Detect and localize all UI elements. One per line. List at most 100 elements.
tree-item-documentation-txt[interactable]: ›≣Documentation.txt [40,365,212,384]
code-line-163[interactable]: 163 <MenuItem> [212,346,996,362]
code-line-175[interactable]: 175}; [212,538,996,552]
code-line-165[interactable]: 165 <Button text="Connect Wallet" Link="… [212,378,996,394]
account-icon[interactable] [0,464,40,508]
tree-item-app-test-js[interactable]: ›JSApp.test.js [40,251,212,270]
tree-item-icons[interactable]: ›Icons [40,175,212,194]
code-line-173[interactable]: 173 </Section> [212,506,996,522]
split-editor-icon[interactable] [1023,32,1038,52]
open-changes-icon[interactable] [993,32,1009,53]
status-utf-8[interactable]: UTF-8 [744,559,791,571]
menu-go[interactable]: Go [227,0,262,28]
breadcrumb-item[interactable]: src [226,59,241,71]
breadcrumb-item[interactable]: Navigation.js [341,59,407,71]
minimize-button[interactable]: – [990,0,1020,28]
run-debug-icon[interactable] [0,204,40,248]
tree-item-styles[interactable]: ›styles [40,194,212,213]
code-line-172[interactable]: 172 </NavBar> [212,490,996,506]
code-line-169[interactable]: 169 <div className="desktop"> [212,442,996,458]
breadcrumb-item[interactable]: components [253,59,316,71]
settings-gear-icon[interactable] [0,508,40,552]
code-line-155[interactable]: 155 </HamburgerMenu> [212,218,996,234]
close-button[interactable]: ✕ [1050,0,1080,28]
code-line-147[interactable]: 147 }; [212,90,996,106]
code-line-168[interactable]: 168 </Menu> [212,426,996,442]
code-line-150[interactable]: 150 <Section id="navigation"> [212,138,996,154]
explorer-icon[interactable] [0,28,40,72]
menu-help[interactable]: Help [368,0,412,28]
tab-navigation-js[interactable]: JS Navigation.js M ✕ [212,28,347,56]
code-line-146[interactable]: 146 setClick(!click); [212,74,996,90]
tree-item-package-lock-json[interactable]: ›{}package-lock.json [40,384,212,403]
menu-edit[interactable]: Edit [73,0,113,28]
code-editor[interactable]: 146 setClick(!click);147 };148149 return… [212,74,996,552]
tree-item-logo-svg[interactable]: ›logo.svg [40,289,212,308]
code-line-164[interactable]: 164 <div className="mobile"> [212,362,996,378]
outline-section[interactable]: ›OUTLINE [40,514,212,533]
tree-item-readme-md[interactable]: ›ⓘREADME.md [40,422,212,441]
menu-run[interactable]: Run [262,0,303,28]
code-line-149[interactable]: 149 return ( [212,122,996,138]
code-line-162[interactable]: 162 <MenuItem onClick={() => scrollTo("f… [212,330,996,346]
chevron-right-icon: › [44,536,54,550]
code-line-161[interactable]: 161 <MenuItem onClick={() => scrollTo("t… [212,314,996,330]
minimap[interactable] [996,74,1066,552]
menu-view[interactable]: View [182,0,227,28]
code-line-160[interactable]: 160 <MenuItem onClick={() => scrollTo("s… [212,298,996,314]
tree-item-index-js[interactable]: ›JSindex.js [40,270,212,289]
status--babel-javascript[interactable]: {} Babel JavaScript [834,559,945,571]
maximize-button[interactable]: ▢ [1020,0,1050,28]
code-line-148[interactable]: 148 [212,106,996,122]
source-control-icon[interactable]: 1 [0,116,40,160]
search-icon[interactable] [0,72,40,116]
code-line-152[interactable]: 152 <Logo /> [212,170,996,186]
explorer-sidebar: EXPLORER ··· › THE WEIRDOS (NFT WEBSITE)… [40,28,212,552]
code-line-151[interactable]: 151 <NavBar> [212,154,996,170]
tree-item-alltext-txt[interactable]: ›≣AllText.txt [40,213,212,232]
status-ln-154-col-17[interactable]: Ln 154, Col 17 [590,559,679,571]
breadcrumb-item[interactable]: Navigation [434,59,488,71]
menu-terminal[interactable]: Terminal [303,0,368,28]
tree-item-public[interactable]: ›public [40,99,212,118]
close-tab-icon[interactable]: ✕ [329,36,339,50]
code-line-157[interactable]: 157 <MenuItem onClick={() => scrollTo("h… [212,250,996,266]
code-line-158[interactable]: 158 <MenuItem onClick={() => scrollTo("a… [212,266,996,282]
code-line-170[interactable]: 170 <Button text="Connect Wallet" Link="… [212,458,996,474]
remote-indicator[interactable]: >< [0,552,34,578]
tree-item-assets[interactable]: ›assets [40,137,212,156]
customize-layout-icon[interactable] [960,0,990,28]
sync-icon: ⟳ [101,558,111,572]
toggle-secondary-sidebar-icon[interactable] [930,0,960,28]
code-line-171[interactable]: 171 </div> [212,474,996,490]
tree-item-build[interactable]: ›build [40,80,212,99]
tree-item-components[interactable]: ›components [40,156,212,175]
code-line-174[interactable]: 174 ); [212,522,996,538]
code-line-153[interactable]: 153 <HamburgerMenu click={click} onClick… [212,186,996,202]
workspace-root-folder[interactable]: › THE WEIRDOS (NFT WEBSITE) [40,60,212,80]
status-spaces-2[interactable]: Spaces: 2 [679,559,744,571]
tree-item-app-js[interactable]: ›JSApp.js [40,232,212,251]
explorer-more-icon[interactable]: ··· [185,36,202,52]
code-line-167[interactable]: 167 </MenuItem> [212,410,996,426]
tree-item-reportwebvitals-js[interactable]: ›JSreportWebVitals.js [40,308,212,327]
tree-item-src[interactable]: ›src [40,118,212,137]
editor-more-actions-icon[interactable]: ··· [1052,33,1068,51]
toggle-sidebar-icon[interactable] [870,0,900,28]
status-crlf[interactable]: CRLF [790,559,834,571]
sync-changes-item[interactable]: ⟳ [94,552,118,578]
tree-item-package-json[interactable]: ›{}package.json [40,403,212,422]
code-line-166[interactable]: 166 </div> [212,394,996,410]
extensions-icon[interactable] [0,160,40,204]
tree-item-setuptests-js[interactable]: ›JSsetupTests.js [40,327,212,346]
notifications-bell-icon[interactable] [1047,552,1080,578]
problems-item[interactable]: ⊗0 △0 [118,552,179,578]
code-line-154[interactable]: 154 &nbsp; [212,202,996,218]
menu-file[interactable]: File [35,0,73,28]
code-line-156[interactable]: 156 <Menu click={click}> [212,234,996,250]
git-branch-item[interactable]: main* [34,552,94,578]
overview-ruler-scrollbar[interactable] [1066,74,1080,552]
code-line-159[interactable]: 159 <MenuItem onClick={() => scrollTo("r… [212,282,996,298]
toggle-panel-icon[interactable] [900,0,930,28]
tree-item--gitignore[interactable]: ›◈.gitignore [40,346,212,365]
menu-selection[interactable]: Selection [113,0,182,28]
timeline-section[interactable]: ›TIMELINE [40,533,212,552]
== == ==
→ Directions
Can you lay out every line of the data above as a numbered list, skipping any blank lines?

→ Right answer
1. Detect and localize all UI elements. One per line. List at most 100 elements.
2. tree-item-documentation-txt[interactable]: ›≣Documentation.txt [40,365,212,384]
3. code-line-163[interactable]: 163 <MenuItem> [212,346,996,362]
4. code-line-175[interactable]: 175}; [212,538,996,552]
5. code-line-165[interactable]: 165 <Button text="Connect Wallet" Link="… [212,378,996,394]
6. account-icon[interactable] [0,464,40,508]
7. tree-item-app-test-js[interactable]: ›JSApp.test.js [40,251,212,270]
8. tree-item-icons[interactable]: ›Icons [40,175,212,194]
9. code-line-173[interactable]: 173 </Section> [212,506,996,522]
10. split-editor-icon[interactable] [1023,32,1038,52]
11. open-changes-icon[interactable] [993,32,1009,53]
12. status-utf-8[interactable]: UTF-8 [744,559,791,571]
13. menu-go[interactable]: Go [227,0,262,28]
14. breadcrumb-item[interactable]: src [226,59,241,71]
15. breadcrumb-item[interactable]: Navigation.js [341,59,407,71]
16. minimize-button[interactable]: – [990,0,1020,28]
17. run-debug-icon[interactable] [0,204,40,248]
18. tree-item-styles[interactable]: ›styles [40,194,212,213]
19. code-line-172[interactable]: 172 </NavBar> [212,490,996,506]
20. code-line-169[interactable]: 169 <div className="desktop"> [212,442,996,458]
21. breadcrumb-item[interactable]: components [253,59,316,71]
22. settings-gear-icon[interactable] [0,508,40,552]
23. code-line-155[interactable]: 155 </HamburgerMenu> [212,218,996,234]
24. close-button[interactable]: ✕ [1050,0,1080,28]
25. code-line-147[interactable]: 147 }; [212,90,996,106]
26. code-line-168[interactable]: 168 </Menu> [212,426,996,442]
27. code-line-150[interactable]: 150 <Section id="navigation"> [212,138,996,154]
28. explorer-icon[interactable] [0,28,40,72]
29. menu-help[interactable]: Help [368,0,412,28]
30. tab-navigation-js[interactable]: JS Navigation.js M ✕ [212,28,347,56]
31. code-line-146[interactable]: 146 setClick(!click); [212,74,996,90]
32. tree-item-package-lock-json[interactable]: ›{}package-lock.json [40,384,212,403]
33. menu-edit[interactable]: Edit [73,0,113,28]
34. code-editor[interactable]: 146 setClick(!click);147 };148149 return… [212,74,996,552]
35. tree-item-logo-svg[interactable]: ›logo.svg [40,289,212,308]
36. code-line-164[interactable]: 164 <div className="mobile"> [212,362,996,378]
37. outline-section[interactable]: ›OUTLINE [40,514,212,533]
38. tree-item-readme-md[interactable]: ›ⓘREADME.md [40,422,212,441]
39. menu-run[interactable]: Run [262,0,303,28]
40. code-line-149[interactable]: 149 return ( [212,122,996,138]
41. code-line-162[interactable]: 162 <MenuItem onClick={() => scrollTo("f… [212,330,996,346]
42. chevron-right-icon: › [44,536,54,550]
43. code-line-161[interactable]: 161 <MenuItem onClick={() => scrollTo("t… [212,314,996,330]
44. minimap[interactable] [996,74,1066,552]
45. menu-view[interactable]: View [182,0,227,28]
46. code-line-160[interactable]: 160 <MenuItem onClick={() => scrollTo("s… [212,298,996,314]
47. tree-item-index-js[interactable]: ›JSindex.js [40,270,212,289]
48. status--babel-javascript[interactable]: {} Babel JavaScript [834,559,945,571]
49. maximize-button[interactable]: ▢ [1020,0,1050,28]
50. code-line-148[interactable]: 148 [212,106,996,122]
51. source-control-icon[interactable]: 1 [0,116,40,160]
52. search-icon[interactable] [0,72,40,116]
53. code-line-152[interactable]: 152 <Logo /> [212,170,996,186]
54. explorer-sidebar: EXPLORER ··· › THE WEIRDOS (NFT WEBSITE)… [40,28,212,552]
55. code-line-151[interactable]: 151 <NavBar> [212,154,996,170]
56. tree-item-alltext-txt[interactable]: ›≣AllText.txt [40,213,212,232]
57. status-ln-154-col-17[interactable]: Ln 154, Col 17 [590,559,679,571]
58. breadcrumb-item[interactable]: Navigation [434,59,488,71]
59. menu-terminal[interactable]: Terminal [303,0,368,28]
60. tree-item-public[interactable]: ›public [40,99,212,118]
61. close-tab-icon[interactable]: ✕ [329,36,339,50]
62. code-line-157[interactable]: 157 <MenuItem onClick={() => scrollTo("h… [212,250,996,266]
63. code-line-158[interactable]: 158 <MenuItem onClick={() => scrollTo("a… [212,266,996,282]
64. code-line-170[interactable]: 170 <Button text="Connect Wallet" Link="… [212,458,996,474]
65. remote-indicator[interactable]: >< [0,552,34,578]
66. tree-item-assets[interactable]: ›assets [40,137,212,156]
67. customize-layout-icon[interactable] [960,0,990,28]
68. sync-icon: ⟳ [101,558,111,572]
69. toggle-secondary-sidebar-icon[interactable] [930,0,960,28]
70. code-line-171[interactable]: 171 </div> [212,474,996,490]
71. tree-item-build[interactable]: ›build [40,80,212,99]
72. tree-item-components[interactable]: ›components [40,156,212,175]
73. code-line-174[interactable]: 174 ); [212,522,996,538]
74. code-line-153[interactable]: 153 <HamburgerMenu click={click} onClick… [212,186,996,202]
75. workspace-root-folder[interactable]: › THE WEIRDOS (NFT WEBSITE) [40,60,212,80]
76. status-spaces-2[interactable]: Spaces: 2 [679,559,744,571]
77. tree-item-app-js[interactable]: ›JSApp.js [40,232,212,251]
78. explorer-more-icon[interactable]: ··· [185,36,202,52]
79. code-line-167[interactable]: 167 </MenuItem> [212,410,996,426]
80. tree-item-reportwebvitals-js[interactable]: ›JSreportWebVitals.js [40,308,212,327]
81. tree-item-src[interactable]: ›src [40,118,212,137]
82. editor-more-actions-icon[interactable]: ··· [1052,33,1068,51]
83. toggle-sidebar-icon[interactable] [870,0,900,28]
84. status-crlf[interactable]: CRLF [790,559,834,571]
85. sync-changes-item[interactable]: ⟳ [94,552,118,578]
86. tree-item-package-json[interactable]: ›{}package.json [40,403,212,422]
87. code-line-166[interactable]: 166 </div> [212,394,996,410]
88. extensions-icon[interactable] [0,160,40,204]
89. tree-item-setuptests-js[interactable]: ›JSsetupTests.js [40,327,212,346]
90. notifications-bell-icon[interactable] [1047,552,1080,578]
91. problems-item[interactable]: ⊗0 △0 [118,552,179,578]
92. code-line-154[interactable]: 154 &nbsp; [212,202,996,218]
93. menu-file[interactable]: File [35,0,73,28]
94. code-line-156[interactable]: 156 <Menu click={click}> [212,234,996,250]
95. git-branch-item[interactable]: main* [34,552,94,578]
96. overview-ruler-scrollbar[interactable] [1066,74,1080,552]
97. code-line-159[interactable]: 159 <MenuItem onClick={() => scrollTo("r… [212,282,996,298]
98. toggle-panel-icon[interactable] [900,0,930,28]
99. tree-item--gitignore[interactable]: ›◈.gitignore [40,346,212,365]
100. menu-selection[interactable]: Selection [113,0,182,28]
101. timeline-section[interactable]: ›TIMELINE [40,533,212,552]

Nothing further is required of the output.